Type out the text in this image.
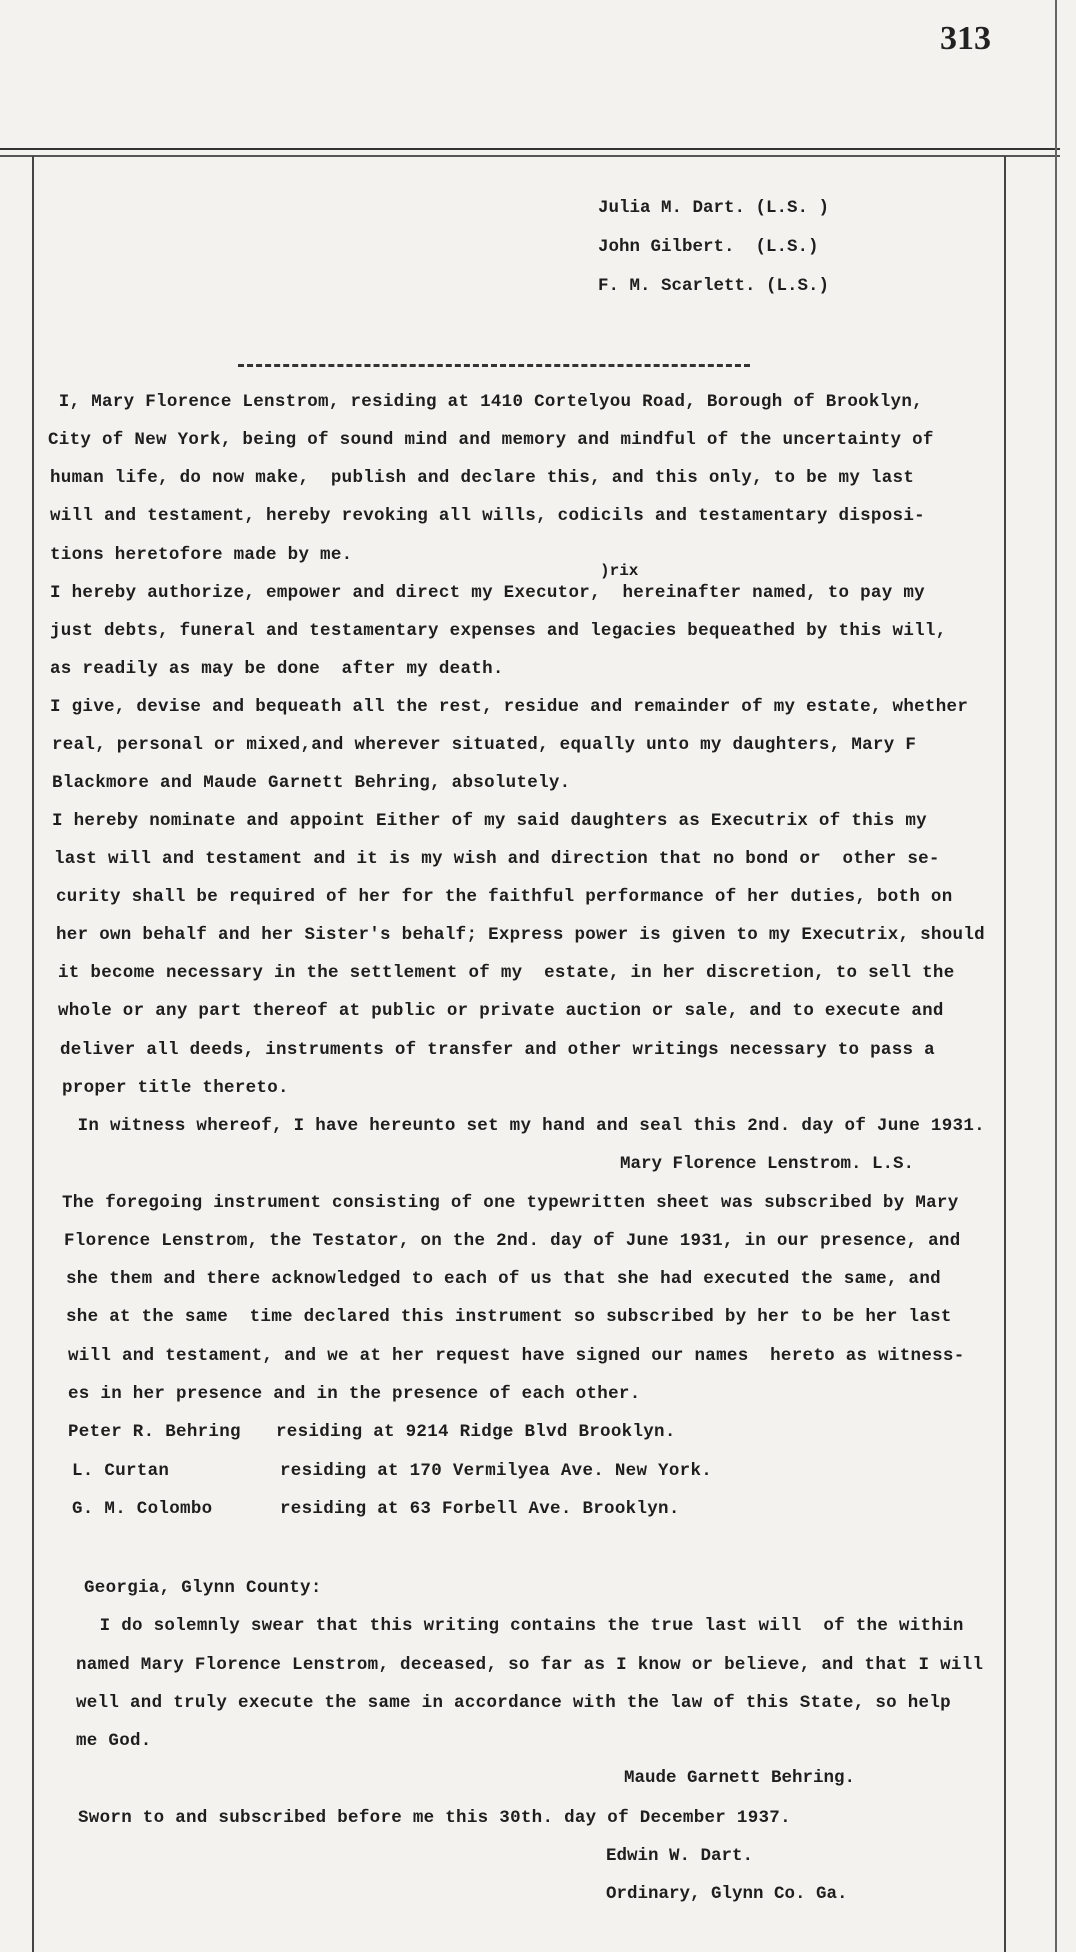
313
Julia M. Dart. (L.S. )
John Gilbert.  (L.S.)
F. M. Scarlett. (L.S.)
I, Mary Florence Lenstrom, residing at 1410 Cortelyou Road, Borough of Brooklyn,
City of New York, being of sound mind and memory and mindful of the uncertainty of
human life, do now make,  publish and declare this, and this only, to be my last
will and testament, hereby revoking all wills, codicils and testamentary disposi-
tions heretofore made by me.
)rix
I hereby authorize, empower and direct my Executor,  hereinafter named, to pay my
just debts, funeral and testamentary expenses and legacies bequeathed by this will,
as readily as may be done  after my death.
I give, devise and bequeath all the rest, residue and remainder of my estate, whether
real, personal or mixed,and wherever situated, equally unto my daughters, Mary F
Blackmore and Maude Garnett Behring, absolutely.
I hereby nominate and appoint Either of my said daughters as Executrix of this my
last will and testament and it is my wish and direction that no bond or  other se-
curity shall be required of her for the faithful performance of her duties, both on
her own behalf and her Sister's behalf; Express power is given to my Executrix, should
it become necessary in the settlement of my  estate, in her discretion, to sell the
whole or any part thereof at public or private auction or sale, and to execute and
deliver all deeds, instruments of transfer and other writings necessary to pass a
proper title thereto.
In witness whereof, I have hereunto set my hand and seal this 2nd. day of June 1931.
Mary Florence Lenstrom. L.S.
The foregoing instrument consisting of one typewritten sheet was subscribed by Mary
Florence Lenstrom, the Testator, on the 2nd. day of June 1931, in our presence, and
she them and there acknowledged to each of us that she had executed the same, and
she at the same  time declared this instrument so subscribed by her to be her last
will and testament, and we at her request have signed our names  hereto as witness-
es in her presence and in the presence of each other.
Peter R. Behring residing at 9214 Ridge Blvd Brooklyn.
L. Curtan	residing at 170 Vermilyea Ave. New York.
G. M. Colombo	residing at 63 Forbell Ave. Brooklyn.
Georgia, Glynn County:
I do solemnly swear that this writing contains the true last will  of the within
named Mary Florence Lenstrom, deceased, so far as I know or believe, and that I will
well and truly execute the same in accordance with the law of this State, so help
me God.
Maude Garnett Behring.
Sworn to and subscribed before me this 30th. day of December 1937.
Edwin W. Dart.
Ordinary, Glynn Co. Ga.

========================================

OBJECTIVE
Keep the pictures out of the copy and return the rest of the data above exactly.

OUTPUT FOR THIS EXERCISE
Type out the text in this image.
313
Julia M. Dart. (L.S. )
John Gilbert.  (L.S.)
F. M. Scarlett. (L.S.)
I, Mary Florence Lenstrom, residing at 1410 Cortelyou Road, Borough of Brooklyn,
City of New York, being of sound mind and memory and mindful of the uncertainty of
human life, do now make,  publish and declare this, and this only, to be my last
will and testament, hereby revoking all wills, codicils and testamentary disposi-
tions heretofore made by me.
)rix
I hereby authorize, empower and direct my Executor,  hereinafter named, to pay my
just debts, funeral and testamentary expenses and legacies bequeathed by this will,
as readily as may be done  after my death.
I give, devise and bequeath all the rest, residue and remainder of my estate, whether
real, personal or mixed,and wherever situated, equally unto my daughters, Mary F
Blackmore and Maude Garnett Behring, absolutely.
I hereby nominate and appoint Either of my said daughters as Executrix of this my
last will and testament and it is my wish and direction that no bond or  other se-
curity shall be required of her for the faithful performance of her duties, both on
her own behalf and her Sister's behalf; Express power is given to my Executrix, should
it become necessary in the settlement of my  estate, in her discretion, to sell the
whole or any part thereof at public or private auction or sale, and to execute and
deliver all deeds, instruments of transfer and other writings necessary to pass a
proper title thereto.
In witness whereof, I have hereunto set my hand and seal this 2nd. day of June 1931.
Mary Florence Lenstrom. L.S.
The foregoing instrument consisting of one typewritten sheet was subscribed by Mary
Florence Lenstrom, the Testator, on the 2nd. day of June 1931, in our presence, and
she them and there acknowledged to each of us that she had executed the same, and
she at the same  time declared this instrument so subscribed by her to be her last
will and testament, and we at her request have signed our names  hereto as witness-
es in her presence and in the presence of each other.
Peter R. Behring residing at 9214 Ridge Blvd Brooklyn.
L. Curtan	residing at 170 Vermilyea Ave. New York.
G. M. Colombo	residing at 63 Forbell Ave. Brooklyn.
Georgia, Glynn County:
I do solemnly swear that this writing contains the true last will  of the within
named Mary Florence Lenstrom, deceased, so far as I know or believe, and that I will
well and truly execute the same in accordance with the law of this State, so help
me God.
Maude Garnett Behring.
Sworn to and subscribed before me this 30th. day of December 1937.
Edwin W. Dart.
Ordinary, Glynn Co. Ga.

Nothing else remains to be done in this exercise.